━━━ GIVEN RECORDS
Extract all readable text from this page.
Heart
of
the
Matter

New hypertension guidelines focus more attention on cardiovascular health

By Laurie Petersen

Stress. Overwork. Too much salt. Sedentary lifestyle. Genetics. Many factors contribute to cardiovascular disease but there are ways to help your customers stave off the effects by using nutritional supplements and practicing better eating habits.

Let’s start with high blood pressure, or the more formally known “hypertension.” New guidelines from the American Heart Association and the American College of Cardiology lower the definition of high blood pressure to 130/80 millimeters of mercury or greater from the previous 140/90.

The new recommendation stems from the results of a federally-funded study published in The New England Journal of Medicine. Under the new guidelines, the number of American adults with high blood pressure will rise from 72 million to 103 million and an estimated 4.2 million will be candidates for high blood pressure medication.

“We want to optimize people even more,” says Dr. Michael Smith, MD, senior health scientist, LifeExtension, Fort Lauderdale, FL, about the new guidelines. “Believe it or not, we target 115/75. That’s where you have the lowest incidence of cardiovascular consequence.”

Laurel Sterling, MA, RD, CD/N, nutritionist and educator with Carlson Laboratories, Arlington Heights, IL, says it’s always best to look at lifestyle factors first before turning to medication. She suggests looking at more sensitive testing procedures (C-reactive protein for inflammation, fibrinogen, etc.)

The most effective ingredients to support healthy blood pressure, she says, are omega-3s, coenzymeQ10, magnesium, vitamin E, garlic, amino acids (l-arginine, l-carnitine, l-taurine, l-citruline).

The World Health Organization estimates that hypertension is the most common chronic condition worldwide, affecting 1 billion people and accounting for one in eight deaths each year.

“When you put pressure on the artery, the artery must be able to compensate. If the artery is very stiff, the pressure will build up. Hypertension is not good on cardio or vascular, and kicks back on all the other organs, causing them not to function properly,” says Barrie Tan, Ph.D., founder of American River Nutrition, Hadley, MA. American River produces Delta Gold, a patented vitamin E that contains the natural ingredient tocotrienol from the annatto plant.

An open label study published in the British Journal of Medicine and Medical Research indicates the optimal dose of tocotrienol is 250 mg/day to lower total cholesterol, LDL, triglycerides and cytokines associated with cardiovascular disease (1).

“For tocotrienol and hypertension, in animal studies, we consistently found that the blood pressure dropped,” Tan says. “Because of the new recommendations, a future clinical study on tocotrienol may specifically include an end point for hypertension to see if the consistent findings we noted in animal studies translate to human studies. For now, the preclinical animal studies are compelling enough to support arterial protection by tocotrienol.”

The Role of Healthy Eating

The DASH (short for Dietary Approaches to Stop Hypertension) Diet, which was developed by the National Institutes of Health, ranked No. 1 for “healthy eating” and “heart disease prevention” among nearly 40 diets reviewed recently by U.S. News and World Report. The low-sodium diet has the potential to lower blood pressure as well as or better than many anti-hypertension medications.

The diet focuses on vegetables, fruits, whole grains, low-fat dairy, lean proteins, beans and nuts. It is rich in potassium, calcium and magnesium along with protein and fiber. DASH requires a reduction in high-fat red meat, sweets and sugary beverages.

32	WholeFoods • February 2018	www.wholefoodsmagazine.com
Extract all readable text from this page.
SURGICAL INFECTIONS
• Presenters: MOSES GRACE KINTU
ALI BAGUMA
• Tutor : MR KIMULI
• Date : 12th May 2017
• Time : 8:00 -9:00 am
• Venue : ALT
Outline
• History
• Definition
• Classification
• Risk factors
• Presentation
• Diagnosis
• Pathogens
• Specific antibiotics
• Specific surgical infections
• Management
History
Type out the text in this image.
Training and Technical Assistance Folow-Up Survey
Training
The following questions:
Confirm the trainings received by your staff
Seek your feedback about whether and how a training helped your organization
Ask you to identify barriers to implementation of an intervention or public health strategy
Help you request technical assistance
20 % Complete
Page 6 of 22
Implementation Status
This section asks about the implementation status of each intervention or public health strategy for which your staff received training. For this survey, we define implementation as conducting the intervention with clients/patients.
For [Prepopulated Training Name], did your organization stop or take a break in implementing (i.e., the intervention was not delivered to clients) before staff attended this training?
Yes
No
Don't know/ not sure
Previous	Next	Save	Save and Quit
━━━━━━
WHAT YOU WILL DO
Filter the entries and copy out every line with the word "received".

OUTPUT FOR THIS EXERCISE
Confirm the trainings received by your staff
This section asks about the implementation status of each intervention or public health strategy for which your staff received training. For this survey, we define implementation as conducting the intervention with clients/patients.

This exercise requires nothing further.